** REQUIREMENT **
Can you set down, word for word, the data from its very first line through the line that contains "848, 491, 864]", with both of those lines included?

==== STORED ROWS

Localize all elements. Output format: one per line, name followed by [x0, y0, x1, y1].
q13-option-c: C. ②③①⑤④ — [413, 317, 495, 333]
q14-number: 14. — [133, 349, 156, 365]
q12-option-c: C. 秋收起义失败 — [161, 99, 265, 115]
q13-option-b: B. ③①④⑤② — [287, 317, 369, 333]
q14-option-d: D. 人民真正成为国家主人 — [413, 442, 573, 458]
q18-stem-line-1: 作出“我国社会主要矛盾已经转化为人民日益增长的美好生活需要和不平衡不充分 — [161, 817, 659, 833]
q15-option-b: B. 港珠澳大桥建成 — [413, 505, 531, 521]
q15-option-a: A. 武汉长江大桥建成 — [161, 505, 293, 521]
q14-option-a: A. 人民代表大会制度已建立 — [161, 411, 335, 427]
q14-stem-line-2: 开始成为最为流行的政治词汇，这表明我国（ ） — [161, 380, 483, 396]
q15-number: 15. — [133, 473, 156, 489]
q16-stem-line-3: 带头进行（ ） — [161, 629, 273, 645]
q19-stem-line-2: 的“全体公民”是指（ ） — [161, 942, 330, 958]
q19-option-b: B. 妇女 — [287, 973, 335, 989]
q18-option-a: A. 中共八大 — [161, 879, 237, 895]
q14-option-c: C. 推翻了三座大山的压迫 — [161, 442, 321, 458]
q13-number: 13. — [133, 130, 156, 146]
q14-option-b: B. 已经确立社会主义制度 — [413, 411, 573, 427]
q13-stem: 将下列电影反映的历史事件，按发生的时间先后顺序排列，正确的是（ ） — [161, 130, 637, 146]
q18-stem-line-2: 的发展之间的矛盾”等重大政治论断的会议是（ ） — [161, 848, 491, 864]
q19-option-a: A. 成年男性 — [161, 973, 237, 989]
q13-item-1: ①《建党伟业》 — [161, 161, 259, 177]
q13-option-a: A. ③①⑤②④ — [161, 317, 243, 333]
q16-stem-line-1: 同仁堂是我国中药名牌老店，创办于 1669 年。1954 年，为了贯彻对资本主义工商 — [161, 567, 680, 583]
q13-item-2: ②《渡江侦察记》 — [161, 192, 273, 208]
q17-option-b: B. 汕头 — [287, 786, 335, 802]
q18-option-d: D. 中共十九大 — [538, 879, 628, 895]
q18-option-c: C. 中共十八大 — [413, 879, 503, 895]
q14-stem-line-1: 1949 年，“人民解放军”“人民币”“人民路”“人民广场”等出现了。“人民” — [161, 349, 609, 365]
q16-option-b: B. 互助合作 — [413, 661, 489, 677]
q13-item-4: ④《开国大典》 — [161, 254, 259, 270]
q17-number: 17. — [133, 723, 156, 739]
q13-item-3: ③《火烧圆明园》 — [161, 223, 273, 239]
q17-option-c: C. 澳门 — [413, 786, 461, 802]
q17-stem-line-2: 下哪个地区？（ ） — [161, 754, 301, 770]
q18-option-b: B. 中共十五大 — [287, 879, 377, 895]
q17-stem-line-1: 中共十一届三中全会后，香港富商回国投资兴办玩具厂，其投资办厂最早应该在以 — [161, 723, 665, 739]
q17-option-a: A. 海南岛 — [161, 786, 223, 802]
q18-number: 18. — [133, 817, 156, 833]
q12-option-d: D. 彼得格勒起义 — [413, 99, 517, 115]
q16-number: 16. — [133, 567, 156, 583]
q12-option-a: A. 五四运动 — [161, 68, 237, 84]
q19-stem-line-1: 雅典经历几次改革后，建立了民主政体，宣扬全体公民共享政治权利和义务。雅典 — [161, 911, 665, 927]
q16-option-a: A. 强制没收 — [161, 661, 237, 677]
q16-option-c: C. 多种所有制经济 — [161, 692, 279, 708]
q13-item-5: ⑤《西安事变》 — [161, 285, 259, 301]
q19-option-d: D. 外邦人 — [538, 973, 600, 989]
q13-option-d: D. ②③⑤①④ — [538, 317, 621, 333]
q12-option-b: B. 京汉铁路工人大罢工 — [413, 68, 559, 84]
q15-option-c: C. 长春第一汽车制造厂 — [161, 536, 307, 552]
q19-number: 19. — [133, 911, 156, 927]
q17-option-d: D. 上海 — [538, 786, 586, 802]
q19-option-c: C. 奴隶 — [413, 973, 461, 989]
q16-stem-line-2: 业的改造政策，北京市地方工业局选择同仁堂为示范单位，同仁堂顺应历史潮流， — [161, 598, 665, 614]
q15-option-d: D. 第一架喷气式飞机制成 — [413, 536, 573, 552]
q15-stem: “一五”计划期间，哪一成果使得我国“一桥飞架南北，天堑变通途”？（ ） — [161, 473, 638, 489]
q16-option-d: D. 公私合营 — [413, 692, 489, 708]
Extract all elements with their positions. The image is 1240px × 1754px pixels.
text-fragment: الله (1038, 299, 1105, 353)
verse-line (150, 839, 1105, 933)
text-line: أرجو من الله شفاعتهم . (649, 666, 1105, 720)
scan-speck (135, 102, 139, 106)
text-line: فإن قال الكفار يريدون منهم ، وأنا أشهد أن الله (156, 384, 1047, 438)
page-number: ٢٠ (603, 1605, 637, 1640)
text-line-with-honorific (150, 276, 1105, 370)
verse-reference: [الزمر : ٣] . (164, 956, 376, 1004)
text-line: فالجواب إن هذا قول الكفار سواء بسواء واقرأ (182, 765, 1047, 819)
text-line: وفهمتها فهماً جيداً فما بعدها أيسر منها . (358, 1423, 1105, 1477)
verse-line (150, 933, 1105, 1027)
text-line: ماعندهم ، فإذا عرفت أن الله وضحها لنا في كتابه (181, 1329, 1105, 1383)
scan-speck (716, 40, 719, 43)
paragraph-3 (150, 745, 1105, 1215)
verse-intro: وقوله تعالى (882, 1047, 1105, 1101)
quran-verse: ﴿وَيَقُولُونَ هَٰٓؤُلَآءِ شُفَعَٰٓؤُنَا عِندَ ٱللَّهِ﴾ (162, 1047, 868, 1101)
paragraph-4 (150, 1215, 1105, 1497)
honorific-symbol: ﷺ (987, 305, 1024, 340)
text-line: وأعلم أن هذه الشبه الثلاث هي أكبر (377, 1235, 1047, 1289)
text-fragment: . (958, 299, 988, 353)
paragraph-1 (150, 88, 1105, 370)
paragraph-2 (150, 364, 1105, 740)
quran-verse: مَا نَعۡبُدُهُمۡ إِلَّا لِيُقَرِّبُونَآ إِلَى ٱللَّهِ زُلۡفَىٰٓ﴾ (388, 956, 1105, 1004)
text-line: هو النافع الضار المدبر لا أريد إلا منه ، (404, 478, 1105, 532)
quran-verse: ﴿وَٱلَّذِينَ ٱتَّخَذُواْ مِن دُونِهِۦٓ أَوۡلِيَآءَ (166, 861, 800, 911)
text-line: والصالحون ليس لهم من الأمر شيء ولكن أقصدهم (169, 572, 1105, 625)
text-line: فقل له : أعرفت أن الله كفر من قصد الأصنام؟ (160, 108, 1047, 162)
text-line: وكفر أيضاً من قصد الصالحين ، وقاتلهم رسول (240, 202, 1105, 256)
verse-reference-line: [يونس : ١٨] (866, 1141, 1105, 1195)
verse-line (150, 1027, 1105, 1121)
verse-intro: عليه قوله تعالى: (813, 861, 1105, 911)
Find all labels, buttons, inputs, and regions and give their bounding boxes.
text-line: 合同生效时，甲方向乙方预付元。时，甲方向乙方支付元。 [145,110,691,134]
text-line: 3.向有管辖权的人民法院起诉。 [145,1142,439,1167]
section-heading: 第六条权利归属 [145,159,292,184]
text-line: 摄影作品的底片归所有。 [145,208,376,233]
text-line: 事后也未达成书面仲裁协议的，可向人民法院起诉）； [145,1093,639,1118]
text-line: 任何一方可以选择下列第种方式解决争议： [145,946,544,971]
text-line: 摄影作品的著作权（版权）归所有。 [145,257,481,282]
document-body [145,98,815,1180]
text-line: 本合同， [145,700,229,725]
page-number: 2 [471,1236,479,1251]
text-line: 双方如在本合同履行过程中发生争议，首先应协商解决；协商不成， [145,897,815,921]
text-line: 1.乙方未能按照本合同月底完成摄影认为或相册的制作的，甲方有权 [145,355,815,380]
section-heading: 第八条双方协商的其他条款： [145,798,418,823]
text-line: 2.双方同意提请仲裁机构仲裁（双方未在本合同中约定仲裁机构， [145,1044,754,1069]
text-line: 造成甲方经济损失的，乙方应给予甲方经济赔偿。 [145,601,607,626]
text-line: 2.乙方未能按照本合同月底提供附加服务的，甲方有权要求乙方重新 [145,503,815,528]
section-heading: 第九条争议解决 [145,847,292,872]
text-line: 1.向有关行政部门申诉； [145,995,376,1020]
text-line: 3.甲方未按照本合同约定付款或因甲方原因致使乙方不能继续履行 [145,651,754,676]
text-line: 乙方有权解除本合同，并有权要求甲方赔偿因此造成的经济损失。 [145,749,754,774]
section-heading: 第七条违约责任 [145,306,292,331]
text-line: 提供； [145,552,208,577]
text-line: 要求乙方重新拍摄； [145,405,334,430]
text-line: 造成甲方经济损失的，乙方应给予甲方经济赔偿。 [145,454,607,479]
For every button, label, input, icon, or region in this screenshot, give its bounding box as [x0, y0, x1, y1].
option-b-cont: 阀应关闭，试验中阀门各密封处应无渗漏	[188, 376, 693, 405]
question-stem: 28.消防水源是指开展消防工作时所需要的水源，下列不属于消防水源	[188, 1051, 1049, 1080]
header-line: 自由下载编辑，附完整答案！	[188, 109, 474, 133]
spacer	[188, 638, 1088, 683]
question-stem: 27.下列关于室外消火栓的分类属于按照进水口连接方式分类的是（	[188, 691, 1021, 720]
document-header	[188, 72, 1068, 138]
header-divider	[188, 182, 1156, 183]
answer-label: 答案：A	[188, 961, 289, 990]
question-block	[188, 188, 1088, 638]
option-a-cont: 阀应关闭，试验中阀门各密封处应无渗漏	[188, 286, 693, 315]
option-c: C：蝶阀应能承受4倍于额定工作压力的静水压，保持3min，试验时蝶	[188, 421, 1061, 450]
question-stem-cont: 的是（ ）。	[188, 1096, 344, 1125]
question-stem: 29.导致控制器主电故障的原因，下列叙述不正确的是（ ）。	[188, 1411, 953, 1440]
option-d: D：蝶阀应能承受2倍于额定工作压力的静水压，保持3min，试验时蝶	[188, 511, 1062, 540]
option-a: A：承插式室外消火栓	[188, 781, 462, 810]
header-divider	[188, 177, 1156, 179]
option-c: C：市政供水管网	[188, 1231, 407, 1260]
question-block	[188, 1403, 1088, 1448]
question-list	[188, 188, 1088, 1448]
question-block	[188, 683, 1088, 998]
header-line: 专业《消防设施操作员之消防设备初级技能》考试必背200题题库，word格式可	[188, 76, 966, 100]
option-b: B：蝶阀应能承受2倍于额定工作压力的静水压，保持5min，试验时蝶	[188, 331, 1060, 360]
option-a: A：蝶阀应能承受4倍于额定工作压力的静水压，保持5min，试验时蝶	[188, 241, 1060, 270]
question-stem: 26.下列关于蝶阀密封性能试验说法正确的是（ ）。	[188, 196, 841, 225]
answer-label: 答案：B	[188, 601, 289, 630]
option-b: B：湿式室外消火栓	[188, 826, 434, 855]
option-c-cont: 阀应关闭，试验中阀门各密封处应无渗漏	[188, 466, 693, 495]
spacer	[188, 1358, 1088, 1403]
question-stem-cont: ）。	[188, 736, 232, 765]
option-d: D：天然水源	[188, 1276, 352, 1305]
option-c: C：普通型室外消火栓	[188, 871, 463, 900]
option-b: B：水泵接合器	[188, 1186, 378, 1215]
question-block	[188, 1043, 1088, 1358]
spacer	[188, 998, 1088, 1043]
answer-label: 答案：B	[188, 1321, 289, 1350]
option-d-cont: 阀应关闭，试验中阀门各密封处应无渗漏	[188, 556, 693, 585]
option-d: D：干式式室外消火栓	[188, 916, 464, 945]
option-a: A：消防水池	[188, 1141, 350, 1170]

========

** RESULT OF THIS TASK **
Localize all elements. Output format: one per line, name followed by [x0, y0, x1, y1].
q13-option-c: C. ②③①⑤④ — [413, 317, 495, 333]
q14-number: 14. — [133, 349, 156, 365]
q12-option-c: C. 秋收起义失败 — [161, 99, 265, 115]
q13-option-b: B. ③①④⑤② — [287, 317, 369, 333]
q14-option-d: D. 人民真正成为国家主人 — [413, 442, 573, 458]
q18-stem-line-1: 作出“我国社会主要矛盾已经转化为人民日益增长的美好生活需要和不平衡不充分 — [161, 817, 659, 833]
q15-option-b: B. 港珠澳大桥建成 — [413, 505, 531, 521]
q15-option-a: A. 武汉长江大桥建成 — [161, 505, 293, 521]
q14-option-a: A. 人民代表大会制度已建立 — [161, 411, 335, 427]
q14-stem-line-2: 开始成为最为流行的政治词汇，这表明我国（ ） — [161, 380, 483, 396]
q15-number: 15. — [133, 473, 156, 489]
q16-stem-line-3: 带头进行（ ） — [161, 629, 273, 645]
q19-stem-line-2: 的“全体公民”是指（ ） — [161, 942, 330, 958]
q19-option-b: B. 妇女 — [287, 973, 335, 989]
q18-option-a: A. 中共八大 — [161, 879, 237, 895]
q14-option-c: C. 推翻了三座大山的压迫 — [161, 442, 321, 458]
q13-number: 13. — [133, 130, 156, 146]
q14-option-b: B. 已经确立社会主义制度 — [413, 411, 573, 427]
q13-stem: 将下列电影反映的历史事件，按发生的时间先后顺序排列，正确的是（ ） — [161, 130, 637, 146]
q18-stem-line-2: 的发展之间的矛盾”等重大政治论断的会议是（ ） — [161, 848, 491, 864]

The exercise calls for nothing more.